## EXERCISE MATERIALS

• • • •

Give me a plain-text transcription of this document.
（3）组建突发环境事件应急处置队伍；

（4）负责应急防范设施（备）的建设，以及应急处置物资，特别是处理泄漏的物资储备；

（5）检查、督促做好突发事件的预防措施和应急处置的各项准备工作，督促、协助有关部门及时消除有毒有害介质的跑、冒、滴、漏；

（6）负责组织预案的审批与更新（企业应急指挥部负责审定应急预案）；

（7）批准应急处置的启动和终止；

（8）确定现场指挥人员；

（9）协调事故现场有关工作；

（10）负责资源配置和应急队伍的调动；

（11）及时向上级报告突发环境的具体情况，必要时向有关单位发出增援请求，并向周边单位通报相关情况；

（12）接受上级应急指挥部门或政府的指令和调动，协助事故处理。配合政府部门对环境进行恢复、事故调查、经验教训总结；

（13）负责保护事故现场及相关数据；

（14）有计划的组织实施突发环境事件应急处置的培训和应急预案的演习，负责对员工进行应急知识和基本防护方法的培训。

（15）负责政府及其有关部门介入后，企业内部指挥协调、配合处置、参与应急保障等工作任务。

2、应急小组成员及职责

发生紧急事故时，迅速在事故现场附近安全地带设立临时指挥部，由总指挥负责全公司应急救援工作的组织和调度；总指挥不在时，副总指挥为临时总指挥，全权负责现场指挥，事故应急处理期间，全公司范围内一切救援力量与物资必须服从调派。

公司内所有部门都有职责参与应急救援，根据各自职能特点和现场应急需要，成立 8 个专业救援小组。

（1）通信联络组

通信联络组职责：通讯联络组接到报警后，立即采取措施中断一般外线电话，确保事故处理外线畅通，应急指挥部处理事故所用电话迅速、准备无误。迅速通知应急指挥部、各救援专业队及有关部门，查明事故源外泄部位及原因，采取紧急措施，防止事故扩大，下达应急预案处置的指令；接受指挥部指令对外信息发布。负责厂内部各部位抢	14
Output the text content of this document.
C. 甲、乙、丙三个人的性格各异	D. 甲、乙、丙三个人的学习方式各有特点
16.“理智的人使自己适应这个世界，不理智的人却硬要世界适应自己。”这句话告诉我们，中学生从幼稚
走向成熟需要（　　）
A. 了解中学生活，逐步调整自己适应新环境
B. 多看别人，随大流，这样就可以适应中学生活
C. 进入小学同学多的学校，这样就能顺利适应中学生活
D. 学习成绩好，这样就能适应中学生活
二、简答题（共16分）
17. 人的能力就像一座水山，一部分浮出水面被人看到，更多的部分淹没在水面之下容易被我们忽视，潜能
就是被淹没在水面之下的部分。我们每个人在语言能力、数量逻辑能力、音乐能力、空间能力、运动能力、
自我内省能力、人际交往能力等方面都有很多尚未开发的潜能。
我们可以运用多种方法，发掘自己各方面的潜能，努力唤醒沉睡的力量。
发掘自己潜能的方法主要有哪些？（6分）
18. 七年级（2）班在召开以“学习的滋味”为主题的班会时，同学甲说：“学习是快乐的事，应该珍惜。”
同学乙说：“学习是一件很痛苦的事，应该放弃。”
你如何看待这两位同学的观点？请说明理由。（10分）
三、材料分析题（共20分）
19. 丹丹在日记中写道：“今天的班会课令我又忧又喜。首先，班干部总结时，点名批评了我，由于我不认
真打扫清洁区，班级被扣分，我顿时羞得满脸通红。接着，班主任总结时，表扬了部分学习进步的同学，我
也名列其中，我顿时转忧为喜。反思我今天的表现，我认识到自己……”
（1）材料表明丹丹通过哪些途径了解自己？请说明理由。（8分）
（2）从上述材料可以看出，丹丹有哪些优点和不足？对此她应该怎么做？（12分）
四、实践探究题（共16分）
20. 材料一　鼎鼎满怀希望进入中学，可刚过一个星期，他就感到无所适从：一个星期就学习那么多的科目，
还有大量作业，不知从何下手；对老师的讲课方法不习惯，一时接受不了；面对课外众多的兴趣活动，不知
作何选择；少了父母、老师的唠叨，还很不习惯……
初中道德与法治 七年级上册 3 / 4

• • • •

## EXERCISE
Among the entries above, how many lines hold the word "this"? Reply with only that number.

## CORRECT ANSWER
2